Unread postby donstewart » Thu 08 Jun 2017, 12:19:13

@onlooker
I do suggest the very recently published Drawdown: The Most Comprehensive Plan Ever Proposed to Reverse Global Warming. The editor is Paul Hawken. Hawken assembled a team of experts to discuss and quantify 80 solutions to the Global Warming problem. They have a website which will be continuously updated.

Now for the caveats. I am particularly involved with the solutions relative to farming and forestry and food. So whether their evaluation of the prospects for geothermal are reasonable or not, is not something I have any particular opinion about. It turns out that farming and forestry and food offer some of the best solutions, and they do not require governments or large corporations to bring to fruition. They do involve changing consumer behavior, probably with things such as labeling. Labeling appliances and building methods (Energy Star, LEED, etc.) has been effective at low cost.

Second caveat. I am more of a skeptic about being able to substitute wind and solar electricity for internal combustion engine transportation. You can read the book and make up your own mind on that point.

DATA EXCERPT
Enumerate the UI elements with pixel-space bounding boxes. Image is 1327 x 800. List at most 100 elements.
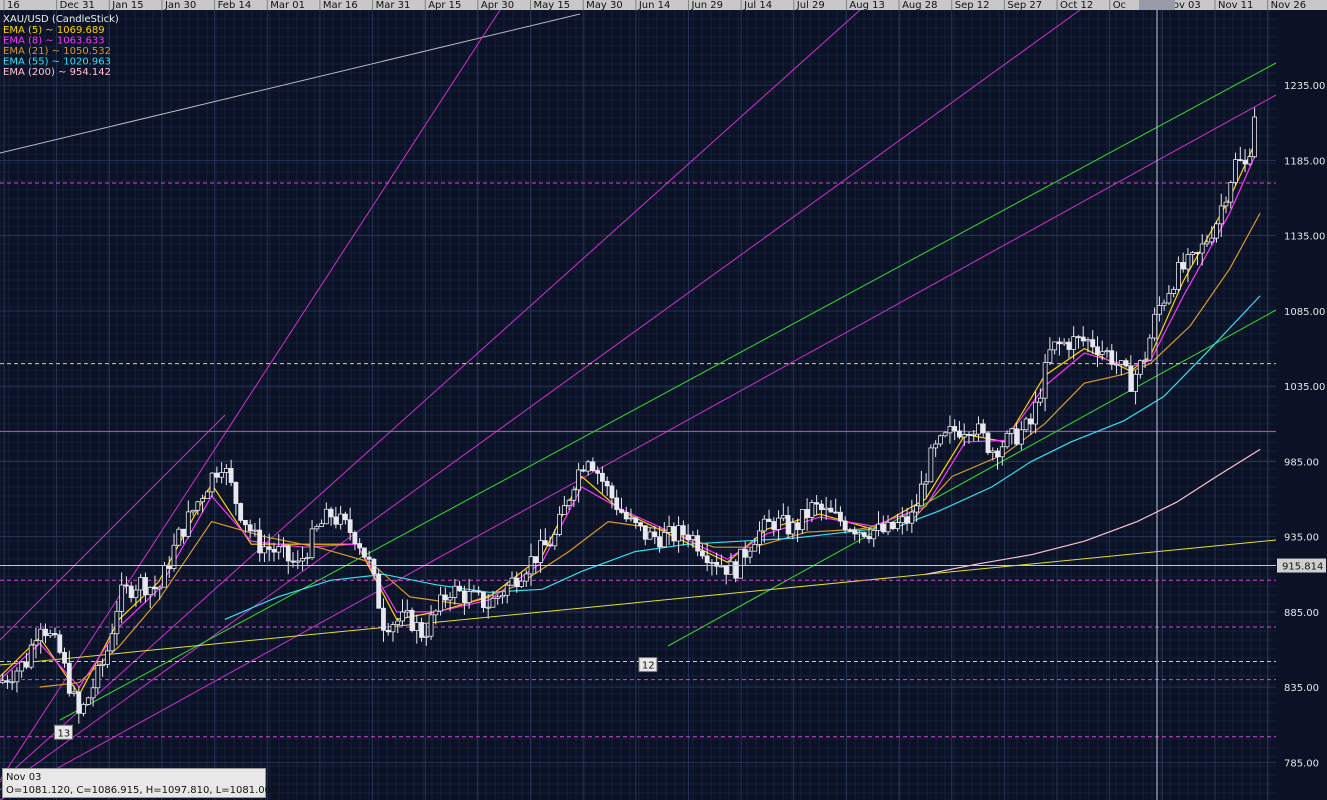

WHAT IS EXPECTED
Copy out the forum post above about the book Drawdown, word for word from start to finish.

EXPECTED ANSWER
Unread postby donstewart » Thu 08 Jun 2017, 12:19:13

@onlooker
I do suggest the very recently published Drawdown: The Most Comprehensive Plan Ever Proposed to Reverse Global Warming. The editor is Paul Hawken. Hawken assembled a team of experts to discuss and quantify 80 solutions to the Global Warming problem. They have a website which will be continuously updated.

Now for the caveats. I am particularly involved with the solutions relative to farming and forestry and food. So whether their evaluation of the prospects for geothermal are reasonable or not, is not something I have any particular opinion about. It turns out that farming and forestry and food offer some of the best solutions, and they do not require governments or large corporations to bring to fruition. They do involve changing consumer behavior, probably with things such as labeling. Labeling appliances and building methods (Energy Star, LEED, etc.) has been effective at low cost.

Second caveat. I am more of a skeptic about being able to substitute wind and solar electricity for internal combustion engine transportation. You can read the book and make up your own mind on that point.